Job ▸ State only the number of lines that contain the string "version".

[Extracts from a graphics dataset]
— START —
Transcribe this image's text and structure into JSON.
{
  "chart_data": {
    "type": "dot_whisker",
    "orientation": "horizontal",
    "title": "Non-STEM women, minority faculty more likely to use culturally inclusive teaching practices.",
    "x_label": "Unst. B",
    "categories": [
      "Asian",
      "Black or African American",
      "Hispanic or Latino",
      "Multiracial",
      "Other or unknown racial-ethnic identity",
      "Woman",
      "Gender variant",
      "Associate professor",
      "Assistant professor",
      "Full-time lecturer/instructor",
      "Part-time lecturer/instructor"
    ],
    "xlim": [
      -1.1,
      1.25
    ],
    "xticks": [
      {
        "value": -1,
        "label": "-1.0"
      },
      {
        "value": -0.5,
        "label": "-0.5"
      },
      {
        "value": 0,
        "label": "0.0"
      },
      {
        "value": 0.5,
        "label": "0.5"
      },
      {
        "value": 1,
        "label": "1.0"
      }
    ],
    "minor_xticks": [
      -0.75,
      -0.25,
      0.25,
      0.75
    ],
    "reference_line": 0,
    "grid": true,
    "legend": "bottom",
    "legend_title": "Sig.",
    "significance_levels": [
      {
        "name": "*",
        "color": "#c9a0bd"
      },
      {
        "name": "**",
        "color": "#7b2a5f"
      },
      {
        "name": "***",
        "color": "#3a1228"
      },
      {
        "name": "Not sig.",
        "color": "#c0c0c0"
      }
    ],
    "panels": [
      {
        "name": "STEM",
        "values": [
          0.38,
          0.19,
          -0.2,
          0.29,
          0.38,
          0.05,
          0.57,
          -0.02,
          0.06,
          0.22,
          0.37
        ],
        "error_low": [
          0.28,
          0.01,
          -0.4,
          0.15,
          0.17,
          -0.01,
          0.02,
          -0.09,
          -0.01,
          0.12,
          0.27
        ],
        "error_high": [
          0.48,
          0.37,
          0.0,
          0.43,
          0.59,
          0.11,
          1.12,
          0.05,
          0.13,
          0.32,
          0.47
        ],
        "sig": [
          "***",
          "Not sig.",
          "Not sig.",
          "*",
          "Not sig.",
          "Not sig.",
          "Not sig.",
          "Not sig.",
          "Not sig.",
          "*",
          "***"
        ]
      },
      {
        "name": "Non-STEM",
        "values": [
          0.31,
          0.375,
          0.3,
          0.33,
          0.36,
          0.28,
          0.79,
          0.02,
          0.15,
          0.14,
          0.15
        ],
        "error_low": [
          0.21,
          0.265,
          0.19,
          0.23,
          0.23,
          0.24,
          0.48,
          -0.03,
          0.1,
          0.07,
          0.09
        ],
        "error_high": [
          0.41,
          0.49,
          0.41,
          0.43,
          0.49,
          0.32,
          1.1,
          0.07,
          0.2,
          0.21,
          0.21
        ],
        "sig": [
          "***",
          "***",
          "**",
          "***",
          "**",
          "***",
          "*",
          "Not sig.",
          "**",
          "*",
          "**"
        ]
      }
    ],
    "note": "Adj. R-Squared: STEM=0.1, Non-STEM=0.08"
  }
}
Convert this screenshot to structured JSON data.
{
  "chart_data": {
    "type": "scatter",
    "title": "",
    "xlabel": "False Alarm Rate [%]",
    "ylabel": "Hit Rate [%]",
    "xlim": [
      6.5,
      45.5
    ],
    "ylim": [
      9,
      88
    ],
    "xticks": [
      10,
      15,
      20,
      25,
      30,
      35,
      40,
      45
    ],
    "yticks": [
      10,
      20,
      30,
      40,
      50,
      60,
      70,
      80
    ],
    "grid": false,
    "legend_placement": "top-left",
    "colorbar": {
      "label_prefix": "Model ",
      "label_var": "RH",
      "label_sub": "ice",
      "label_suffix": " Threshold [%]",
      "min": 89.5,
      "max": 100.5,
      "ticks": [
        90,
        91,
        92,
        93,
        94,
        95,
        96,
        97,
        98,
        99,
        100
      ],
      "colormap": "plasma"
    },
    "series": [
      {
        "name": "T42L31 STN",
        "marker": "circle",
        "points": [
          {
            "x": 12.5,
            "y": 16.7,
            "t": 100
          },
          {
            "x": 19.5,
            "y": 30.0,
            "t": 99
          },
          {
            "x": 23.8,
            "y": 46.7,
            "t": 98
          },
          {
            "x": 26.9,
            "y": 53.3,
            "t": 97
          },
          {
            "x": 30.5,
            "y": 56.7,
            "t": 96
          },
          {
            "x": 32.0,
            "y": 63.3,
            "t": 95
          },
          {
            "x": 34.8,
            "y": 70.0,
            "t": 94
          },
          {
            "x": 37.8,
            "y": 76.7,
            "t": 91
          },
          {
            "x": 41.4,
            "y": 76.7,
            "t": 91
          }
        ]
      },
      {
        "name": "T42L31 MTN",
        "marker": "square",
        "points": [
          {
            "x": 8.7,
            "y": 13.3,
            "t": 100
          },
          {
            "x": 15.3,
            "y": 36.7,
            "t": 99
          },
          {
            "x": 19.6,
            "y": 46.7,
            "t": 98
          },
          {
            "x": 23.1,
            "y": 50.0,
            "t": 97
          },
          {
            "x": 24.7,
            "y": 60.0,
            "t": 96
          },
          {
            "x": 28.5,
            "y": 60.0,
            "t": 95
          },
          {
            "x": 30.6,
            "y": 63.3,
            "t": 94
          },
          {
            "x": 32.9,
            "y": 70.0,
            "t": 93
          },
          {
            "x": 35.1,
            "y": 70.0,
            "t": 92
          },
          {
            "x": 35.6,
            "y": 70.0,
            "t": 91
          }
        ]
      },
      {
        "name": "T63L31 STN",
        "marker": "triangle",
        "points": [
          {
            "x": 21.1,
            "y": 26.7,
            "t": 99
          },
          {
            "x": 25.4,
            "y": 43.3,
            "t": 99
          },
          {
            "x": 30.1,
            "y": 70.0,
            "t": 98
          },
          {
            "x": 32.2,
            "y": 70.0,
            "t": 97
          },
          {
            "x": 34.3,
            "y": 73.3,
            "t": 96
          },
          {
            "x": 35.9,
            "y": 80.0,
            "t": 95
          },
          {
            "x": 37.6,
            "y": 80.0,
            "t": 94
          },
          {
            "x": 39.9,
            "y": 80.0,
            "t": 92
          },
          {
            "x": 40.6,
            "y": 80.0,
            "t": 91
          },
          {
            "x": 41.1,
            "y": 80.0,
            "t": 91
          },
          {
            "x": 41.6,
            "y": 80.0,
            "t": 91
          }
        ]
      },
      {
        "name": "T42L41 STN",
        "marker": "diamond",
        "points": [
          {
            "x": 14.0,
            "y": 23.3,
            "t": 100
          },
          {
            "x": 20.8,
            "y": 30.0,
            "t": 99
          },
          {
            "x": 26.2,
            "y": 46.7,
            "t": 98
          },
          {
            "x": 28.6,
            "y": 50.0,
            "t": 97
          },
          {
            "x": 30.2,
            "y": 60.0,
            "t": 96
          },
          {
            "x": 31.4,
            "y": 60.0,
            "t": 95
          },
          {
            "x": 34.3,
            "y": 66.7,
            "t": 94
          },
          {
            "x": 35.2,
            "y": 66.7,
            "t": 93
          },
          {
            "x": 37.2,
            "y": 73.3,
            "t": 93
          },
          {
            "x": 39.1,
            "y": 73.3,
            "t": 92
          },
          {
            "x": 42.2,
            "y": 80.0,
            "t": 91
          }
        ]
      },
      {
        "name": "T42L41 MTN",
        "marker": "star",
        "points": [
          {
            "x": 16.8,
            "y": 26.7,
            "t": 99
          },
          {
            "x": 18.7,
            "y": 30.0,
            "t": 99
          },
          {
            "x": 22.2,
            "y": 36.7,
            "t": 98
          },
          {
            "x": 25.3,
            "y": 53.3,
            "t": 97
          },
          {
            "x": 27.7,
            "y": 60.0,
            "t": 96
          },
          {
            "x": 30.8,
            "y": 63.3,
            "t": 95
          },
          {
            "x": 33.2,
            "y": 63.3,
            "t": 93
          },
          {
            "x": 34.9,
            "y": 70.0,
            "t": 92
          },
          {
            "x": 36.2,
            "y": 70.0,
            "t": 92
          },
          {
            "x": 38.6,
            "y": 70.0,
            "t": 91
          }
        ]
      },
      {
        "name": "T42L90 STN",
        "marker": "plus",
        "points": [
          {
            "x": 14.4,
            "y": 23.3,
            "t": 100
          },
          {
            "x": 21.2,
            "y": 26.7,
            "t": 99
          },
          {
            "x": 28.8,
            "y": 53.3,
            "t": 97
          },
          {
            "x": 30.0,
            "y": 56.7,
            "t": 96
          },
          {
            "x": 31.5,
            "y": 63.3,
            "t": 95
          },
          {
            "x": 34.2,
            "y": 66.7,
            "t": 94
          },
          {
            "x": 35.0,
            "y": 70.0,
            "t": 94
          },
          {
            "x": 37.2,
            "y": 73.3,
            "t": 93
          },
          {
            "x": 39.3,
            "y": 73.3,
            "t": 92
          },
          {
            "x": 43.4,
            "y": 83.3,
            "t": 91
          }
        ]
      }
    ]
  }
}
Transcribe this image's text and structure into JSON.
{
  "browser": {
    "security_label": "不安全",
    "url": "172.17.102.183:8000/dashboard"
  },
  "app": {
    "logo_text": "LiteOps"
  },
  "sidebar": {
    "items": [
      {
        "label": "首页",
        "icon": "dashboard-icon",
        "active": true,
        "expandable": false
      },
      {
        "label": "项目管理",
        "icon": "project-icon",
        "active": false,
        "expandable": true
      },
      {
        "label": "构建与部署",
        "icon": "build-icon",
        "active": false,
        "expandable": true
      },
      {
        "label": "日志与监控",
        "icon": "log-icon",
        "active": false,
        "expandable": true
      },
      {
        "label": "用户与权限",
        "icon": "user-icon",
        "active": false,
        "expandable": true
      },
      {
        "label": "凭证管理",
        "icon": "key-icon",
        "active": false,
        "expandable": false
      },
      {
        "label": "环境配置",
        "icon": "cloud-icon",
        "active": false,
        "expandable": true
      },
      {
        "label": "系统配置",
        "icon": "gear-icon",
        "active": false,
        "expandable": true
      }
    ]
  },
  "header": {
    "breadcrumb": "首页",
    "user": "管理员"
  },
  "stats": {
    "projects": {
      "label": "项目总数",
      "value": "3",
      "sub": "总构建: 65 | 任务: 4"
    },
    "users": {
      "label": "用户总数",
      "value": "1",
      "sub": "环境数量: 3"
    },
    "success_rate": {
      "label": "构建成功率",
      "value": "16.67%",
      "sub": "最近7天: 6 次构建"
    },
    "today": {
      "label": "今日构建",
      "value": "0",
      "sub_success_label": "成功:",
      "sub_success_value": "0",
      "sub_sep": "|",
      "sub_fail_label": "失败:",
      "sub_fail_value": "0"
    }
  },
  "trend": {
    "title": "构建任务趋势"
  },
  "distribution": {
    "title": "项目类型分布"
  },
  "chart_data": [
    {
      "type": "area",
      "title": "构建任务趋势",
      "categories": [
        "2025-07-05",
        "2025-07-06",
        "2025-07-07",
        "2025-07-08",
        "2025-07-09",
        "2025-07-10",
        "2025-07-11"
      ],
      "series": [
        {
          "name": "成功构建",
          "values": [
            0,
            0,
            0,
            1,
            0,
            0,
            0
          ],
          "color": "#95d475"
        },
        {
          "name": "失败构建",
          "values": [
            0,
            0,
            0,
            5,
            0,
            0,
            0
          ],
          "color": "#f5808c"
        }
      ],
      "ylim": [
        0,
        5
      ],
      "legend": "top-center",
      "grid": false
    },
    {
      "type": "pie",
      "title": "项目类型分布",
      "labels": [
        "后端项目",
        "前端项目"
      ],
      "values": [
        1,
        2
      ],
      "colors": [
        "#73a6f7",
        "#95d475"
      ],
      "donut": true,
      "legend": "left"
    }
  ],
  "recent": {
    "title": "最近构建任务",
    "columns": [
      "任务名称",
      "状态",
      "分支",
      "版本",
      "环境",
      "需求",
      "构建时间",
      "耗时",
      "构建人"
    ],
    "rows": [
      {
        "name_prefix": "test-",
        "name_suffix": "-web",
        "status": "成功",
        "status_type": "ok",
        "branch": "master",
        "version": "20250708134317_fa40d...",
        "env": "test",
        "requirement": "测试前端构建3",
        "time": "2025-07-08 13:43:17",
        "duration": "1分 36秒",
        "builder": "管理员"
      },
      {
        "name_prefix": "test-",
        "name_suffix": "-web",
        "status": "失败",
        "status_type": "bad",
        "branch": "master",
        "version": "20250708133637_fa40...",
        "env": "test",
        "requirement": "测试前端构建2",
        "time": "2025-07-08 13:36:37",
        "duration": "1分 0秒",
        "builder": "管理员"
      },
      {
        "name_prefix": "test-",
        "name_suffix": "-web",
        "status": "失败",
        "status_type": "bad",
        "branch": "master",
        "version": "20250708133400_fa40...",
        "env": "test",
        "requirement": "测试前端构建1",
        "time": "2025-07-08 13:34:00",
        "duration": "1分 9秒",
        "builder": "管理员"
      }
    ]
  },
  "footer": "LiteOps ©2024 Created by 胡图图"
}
— END —
Result for this task ▸ 3